== SHORT TASK ==
Starting from the line containing "What text is on this page?", write out every remaining line exactly, the last one included.
┄┄┄┄┄┄
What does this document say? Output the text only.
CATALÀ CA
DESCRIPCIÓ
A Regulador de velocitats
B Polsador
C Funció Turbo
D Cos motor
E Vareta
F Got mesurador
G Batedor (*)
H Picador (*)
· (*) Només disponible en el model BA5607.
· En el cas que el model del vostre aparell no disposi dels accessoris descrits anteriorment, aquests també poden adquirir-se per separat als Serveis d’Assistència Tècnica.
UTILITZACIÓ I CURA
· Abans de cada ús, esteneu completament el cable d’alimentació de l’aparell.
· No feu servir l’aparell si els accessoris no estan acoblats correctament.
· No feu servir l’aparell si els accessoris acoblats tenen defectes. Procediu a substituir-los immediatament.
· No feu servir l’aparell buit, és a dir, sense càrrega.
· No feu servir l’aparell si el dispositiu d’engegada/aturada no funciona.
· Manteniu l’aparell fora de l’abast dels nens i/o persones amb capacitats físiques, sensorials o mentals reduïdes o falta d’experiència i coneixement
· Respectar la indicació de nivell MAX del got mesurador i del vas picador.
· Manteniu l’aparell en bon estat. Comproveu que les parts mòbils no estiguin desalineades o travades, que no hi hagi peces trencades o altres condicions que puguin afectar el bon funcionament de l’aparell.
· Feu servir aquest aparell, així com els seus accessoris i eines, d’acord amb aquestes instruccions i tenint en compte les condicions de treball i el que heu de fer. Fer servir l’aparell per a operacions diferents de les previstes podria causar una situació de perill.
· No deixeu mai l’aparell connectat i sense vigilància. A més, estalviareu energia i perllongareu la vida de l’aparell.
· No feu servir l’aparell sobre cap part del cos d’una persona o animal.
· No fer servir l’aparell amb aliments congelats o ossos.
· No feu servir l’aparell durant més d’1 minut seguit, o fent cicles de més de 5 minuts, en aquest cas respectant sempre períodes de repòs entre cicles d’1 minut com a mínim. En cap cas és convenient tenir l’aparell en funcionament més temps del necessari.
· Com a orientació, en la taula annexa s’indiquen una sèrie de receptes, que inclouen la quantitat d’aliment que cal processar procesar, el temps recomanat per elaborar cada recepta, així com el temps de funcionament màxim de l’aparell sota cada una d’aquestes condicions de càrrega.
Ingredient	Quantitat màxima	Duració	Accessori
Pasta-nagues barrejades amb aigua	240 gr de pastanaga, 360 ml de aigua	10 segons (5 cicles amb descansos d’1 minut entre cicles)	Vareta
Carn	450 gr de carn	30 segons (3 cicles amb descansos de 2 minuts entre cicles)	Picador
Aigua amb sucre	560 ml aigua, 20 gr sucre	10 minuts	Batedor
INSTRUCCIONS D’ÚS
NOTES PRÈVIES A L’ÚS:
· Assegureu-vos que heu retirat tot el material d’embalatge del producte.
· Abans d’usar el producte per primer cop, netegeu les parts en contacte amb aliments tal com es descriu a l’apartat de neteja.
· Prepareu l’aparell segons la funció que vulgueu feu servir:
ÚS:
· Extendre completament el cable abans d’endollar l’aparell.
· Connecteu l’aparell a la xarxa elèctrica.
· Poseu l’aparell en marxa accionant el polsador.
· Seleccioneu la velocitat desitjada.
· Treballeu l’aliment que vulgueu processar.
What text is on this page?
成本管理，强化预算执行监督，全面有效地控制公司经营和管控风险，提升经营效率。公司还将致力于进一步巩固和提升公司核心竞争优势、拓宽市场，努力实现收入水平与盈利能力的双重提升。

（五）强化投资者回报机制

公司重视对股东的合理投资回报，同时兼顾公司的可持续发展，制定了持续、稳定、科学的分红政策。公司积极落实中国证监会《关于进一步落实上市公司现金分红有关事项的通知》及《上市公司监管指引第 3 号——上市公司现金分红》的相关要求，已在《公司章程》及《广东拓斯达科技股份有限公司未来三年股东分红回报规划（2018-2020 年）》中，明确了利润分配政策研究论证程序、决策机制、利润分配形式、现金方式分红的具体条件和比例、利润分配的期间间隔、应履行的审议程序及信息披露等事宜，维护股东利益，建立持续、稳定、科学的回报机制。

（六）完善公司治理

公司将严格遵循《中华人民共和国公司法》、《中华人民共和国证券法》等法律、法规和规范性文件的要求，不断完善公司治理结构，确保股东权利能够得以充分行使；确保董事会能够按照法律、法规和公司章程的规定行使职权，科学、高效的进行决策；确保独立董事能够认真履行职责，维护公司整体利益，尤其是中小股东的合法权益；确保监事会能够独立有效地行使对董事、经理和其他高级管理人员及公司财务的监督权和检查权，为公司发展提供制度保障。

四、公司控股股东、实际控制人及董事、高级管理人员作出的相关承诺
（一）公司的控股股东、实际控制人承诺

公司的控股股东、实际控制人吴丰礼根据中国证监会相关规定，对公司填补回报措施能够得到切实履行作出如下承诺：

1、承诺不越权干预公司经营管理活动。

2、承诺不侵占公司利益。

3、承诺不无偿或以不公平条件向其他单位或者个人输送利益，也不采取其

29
┄┄┄┄┄┄
== RESPONSE TO THIS TASK ==
What text is on this page?
成本管理，强化预算执行监督，全面有效地控制公司经营和管控风险，提升经营效率。公司还将致力于进一步巩固和提升公司核心竞争优势、拓宽市场，努力实现收入水平与盈利能力的双重提升。

（五）强化投资者回报机制

公司重视对股东的合理投资回报，同时兼顾公司的可持续发展，制定了持续、稳定、科学的分红政策。公司积极落实中国证监会《关于进一步落实上市公司现金分红有关事项的通知》及《上市公司监管指引第 3 号——上市公司现金分红》的相关要求，已在《公司章程》及《广东拓斯达科技股份有限公司未来三年股东分红回报规划（2018-2020 年）》中，明确了利润分配政策研究论证程序、决策机制、利润分配形式、现金方式分红的具体条件和比例、利润分配的期间间隔、应履行的审议程序及信息披露等事宜，维护股东利益，建立持续、稳定、科学的回报机制。

（六）完善公司治理

公司将严格遵循《中华人民共和国公司法》、《中华人民共和国证券法》等法律、法规和规范性文件的要求，不断完善公司治理结构，确保股东权利能够得以充分行使；确保董事会能够按照法律、法规和公司章程的规定行使职权，科学、高效的进行决策；确保独立董事能够认真履行职责，维护公司整体利益，尤其是中小股东的合法权益；确保监事会能够独立有效地行使对董事、经理和其他高级管理人员及公司财务的监督权和检查权，为公司发展提供制度保障。

四、公司控股股东、实际控制人及董事、高级管理人员作出的相关承诺
（一）公司的控股股东、实际控制人承诺

公司的控股股东、实际控制人吴丰礼根据中国证监会相关规定，对公司填补回报措施能够得到切实履行作出如下承诺：

1、承诺不越权干预公司经营管理活动。

2、承诺不侵占公司利益。

3、承诺不无偿或以不公平条件向其他单位或者个人输送利益，也不采取其

29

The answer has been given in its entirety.